The records –
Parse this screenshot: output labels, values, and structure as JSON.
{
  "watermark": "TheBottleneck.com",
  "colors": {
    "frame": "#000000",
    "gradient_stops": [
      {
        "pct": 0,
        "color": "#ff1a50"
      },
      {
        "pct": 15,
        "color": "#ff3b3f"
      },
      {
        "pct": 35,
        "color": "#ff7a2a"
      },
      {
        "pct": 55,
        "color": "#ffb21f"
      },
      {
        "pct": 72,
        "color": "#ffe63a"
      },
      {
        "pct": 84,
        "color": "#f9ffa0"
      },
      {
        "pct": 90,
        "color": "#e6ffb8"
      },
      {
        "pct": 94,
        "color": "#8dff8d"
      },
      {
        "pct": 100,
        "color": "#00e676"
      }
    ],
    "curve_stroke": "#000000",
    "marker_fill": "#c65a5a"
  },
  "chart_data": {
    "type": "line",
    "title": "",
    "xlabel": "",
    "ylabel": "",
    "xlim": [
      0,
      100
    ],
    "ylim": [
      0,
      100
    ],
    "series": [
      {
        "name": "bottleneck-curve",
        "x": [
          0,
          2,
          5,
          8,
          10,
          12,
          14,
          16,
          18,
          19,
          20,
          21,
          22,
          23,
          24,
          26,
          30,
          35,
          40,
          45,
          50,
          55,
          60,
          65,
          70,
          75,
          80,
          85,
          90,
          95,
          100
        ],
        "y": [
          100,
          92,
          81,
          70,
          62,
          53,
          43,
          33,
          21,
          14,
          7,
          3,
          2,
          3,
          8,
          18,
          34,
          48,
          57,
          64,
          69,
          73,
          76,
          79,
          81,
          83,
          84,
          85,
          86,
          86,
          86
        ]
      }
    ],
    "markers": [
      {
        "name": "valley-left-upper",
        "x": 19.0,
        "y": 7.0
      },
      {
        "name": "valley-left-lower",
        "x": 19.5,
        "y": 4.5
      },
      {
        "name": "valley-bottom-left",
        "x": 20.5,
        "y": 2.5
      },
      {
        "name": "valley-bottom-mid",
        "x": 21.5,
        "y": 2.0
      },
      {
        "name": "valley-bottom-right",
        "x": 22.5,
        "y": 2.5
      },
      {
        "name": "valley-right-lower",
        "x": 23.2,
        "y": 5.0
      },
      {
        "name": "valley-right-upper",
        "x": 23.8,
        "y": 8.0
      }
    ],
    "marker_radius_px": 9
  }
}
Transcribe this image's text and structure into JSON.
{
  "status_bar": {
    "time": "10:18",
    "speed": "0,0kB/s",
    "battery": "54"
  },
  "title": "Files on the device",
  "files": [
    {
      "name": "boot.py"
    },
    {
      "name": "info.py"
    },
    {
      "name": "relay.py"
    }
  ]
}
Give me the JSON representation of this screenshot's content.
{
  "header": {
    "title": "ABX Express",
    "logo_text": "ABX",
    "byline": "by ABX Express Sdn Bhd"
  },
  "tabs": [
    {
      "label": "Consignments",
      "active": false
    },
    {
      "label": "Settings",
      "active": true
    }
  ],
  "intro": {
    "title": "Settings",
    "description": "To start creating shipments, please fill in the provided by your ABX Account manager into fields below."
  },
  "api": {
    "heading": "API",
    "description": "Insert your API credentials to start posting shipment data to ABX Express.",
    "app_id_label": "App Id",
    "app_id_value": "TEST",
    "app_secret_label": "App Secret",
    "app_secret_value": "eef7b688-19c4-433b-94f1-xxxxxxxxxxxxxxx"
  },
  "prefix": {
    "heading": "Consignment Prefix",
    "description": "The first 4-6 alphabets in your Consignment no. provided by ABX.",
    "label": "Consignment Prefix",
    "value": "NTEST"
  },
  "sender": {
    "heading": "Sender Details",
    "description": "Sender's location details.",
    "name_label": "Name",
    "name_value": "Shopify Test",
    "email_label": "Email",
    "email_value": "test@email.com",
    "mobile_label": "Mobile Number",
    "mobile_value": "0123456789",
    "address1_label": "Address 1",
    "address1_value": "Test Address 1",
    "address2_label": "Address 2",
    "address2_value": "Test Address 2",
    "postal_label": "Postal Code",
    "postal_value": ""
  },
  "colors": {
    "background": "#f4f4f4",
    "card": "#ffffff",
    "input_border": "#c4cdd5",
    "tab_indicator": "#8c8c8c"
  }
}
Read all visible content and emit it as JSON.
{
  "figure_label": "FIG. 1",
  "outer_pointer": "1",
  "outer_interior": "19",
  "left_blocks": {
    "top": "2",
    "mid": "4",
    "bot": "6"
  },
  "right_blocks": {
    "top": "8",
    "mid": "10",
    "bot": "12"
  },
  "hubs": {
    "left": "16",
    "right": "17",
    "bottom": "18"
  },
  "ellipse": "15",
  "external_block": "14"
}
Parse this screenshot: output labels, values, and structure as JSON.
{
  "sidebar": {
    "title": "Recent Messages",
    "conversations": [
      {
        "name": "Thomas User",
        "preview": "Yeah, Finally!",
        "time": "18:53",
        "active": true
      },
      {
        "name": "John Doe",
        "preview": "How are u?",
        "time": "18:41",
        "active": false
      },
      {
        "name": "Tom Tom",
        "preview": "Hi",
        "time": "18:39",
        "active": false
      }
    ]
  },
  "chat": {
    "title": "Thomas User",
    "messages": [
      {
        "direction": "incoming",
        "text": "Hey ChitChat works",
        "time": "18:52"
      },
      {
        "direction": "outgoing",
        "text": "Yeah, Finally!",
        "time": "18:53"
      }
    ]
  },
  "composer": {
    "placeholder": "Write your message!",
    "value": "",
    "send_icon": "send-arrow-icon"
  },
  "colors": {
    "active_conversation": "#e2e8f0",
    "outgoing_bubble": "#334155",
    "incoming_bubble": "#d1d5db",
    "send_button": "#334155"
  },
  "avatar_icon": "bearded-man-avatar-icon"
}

Instruction –
Give back the whole listing, word for word.

Task response –
Parse this screenshot: output labels, values, and structure as JSON.
{
  "watermark": "TheBottleneck.com",
  "colors": {
    "frame": "#000000",
    "gradient_stops": [
      {
        "pct": 0,
        "color": "#ff1a50"
      },
      {
        "pct": 15,
        "color": "#ff3b3f"
      },
      {
        "pct": 35,
        "color": "#ff7a2a"
      },
      {
        "pct": 55,
        "color": "#ffb21f"
      },
      {
        "pct": 72,
        "color": "#ffe63a"
      },
      {
        "pct": 84,
        "color": "#f9ffa0"
      },
      {
        "pct": 90,
        "color": "#e6ffb8"
      },
      {
        "pct": 94,
        "color": "#8dff8d"
      },
      {
        "pct": 100,
        "color": "#00e676"
      }
    ],
    "curve_stroke": "#000000",
    "marker_fill": "#c65a5a"
  },
  "chart_data": {
    "type": "line",
    "title": "",
    "xlabel": "",
    "ylabel": "",
    "xlim": [
      0,
      100
    ],
    "ylim": [
      0,
      100
    ],
    "series": [
      {
        "name": "bottleneck-curve",
        "x": [
          0,
          2,
          5,
          8,
          10,
          12,
          14,
          16,
          18,
          19,
          20,
          21,
          22,
          23,
          24,
          26,
          30,
          35,
          40,
          45,
          50,
          55,
          60,
          65,
          70,
          75,
          80,
          85,
          90,
          95,
          100
        ],
        "y": [
          100,
          92,
          81,
          70,
          62,
          53,
          43,
          33,
          21,
          14,
          7,
          3,
          2,
          3,
          8,
          18,
          34,
          48,
          57,
          64,
          69,
          73,
          76,
          79,
          81,
          83,
          84,
          85,
          86,
          86,
          86
        ]
      }
    ],
    "markers": [
      {
        "name": "valley-left-upper",
        "x": 19.0,
        "y": 7.0
      },
      {
        "name": "valley-left-lower",
        "x": 19.5,
        "y": 4.5
      },
      {
        "name": "valley-bottom-left",
        "x": 20.5,
        "y": 2.5
      },
      {
        "name": "valley-bottom-mid",
        "x": 21.5,
        "y": 2.0
      },
      {
        "name": "valley-bottom-right",
        "x": 22.5,
        "y": 2.5
      },
      {
        "name": "valley-right-lower",
        "x": 23.2,
        "y": 5.0
      },
      {
        "name": "valley-right-upper",
        "x": 23.8,
        "y": 8.0
      }
    ],
    "marker_radius_px": 9
  }
}
Transcribe this image's text and structure into JSON.
{
  "status_bar": {
    "time": "10:18",
    "speed": "0,0kB/s",
    "battery": "54"
  },
  "title": "Files on the device",
  "files": [
    {
      "name": "boot.py"
    },
    {
      "name": "info.py"
    },
    {
      "name": "relay.py"
    }
  ]
}
Give me the JSON representation of this screenshot's content.
{
  "header": {
    "title": "ABX Express",
    "logo_text": "ABX",
    "byline": "by ABX Express Sdn Bhd"
  },
  "tabs": [
    {
      "label": "Consignments",
      "active": false
    },
    {
      "label": "Settings",
      "active": true
    }
  ],
  "intro": {
    "title": "Settings",
    "description": "To start creating shipments, please fill in the provided by your ABX Account manager into fields below."
  },
  "api": {
    "heading": "API",
    "description": "Insert your API credentials to start posting shipment data to ABX Express.",
    "app_id_label": "App Id",
    "app_id_value": "TEST",
    "app_secret_label": "App Secret",
    "app_secret_value": "eef7b688-19c4-433b-94f1-xxxxxxxxxxxxxxx"
  },
  "prefix": {
    "heading": "Consignment Prefix",
    "description": "The first 4-6 alphabets in your Consignment no. provided by ABX.",
    "label": "Consignment Prefix",
    "value": "NTEST"
  },
  "sender": {
    "heading": "Sender Details",
    "description": "Sender's location details.",
    "name_label": "Name",
    "name_value": "Shopify Test",
    "email_label": "Email",
    "email_value": "test@email.com",
    "mobile_label": "Mobile Number",
    "mobile_value": "0123456789",
    "address1_label": "Address 1",
    "address1_value": "Test Address 1",
    "address2_label": "Address 2",
    "address2_value": "Test Address 2",
    "postal_label": "Postal Code",
    "postal_value": ""
  },
  "colors": {
    "background": "#f4f4f4",
    "card": "#ffffff",
    "input_border": "#c4cdd5",
    "tab_indicator": "#8c8c8c"
  }
}
Read all visible content and emit it as JSON.
{
  "figure_label": "FIG. 1",
  "outer_pointer": "1",
  "outer_interior": "19",
  "left_blocks": {
    "top": "2",
    "mid": "4",
    "bot": "6"
  },
  "right_blocks": {
    "top": "8",
    "mid": "10",
    "bot": "12"
  },
  "hubs": {
    "left": "16",
    "right": "17",
    "bottom": "18"
  },
  "ellipse": "15",
  "external_block": "14"
}
Parse this screenshot: output labels, values, and structure as JSON.
{
  "sidebar": {
    "title": "Recent Messages",
    "conversations": [
      {
        "name": "Thomas User",
        "preview": "Yeah, Finally!",
        "time": "18:53",
        "active": true
      },
      {
        "name": "John Doe",
        "preview": "How are u?",
        "time": "18:41",
        "active": false
      },
      {
        "name": "Tom Tom",
        "preview": "Hi",
        "time": "18:39",
        "active": false
      }
    ]
  },
  "chat": {
    "title": "Thomas User",
    "messages": [
      {
        "direction": "incoming",
        "text": "Hey ChitChat works",
        "time": "18:52"
      },
      {
        "direction": "outgoing",
        "text": "Yeah, Finally!",
        "time": "18:53"
      }
    ]
  },
  "composer": {
    "placeholder": "Write your message!",
    "value": "",
    "send_icon": "send-arrow-icon"
  },
  "colors": {
    "active_conversation": "#e2e8f0",
    "outgoing_bubble": "#334155",
    "incoming_bubble": "#d1d5db",
    "send_button": "#334155"
  },
  "avatar_icon": "bearded-man-avatar-icon"
}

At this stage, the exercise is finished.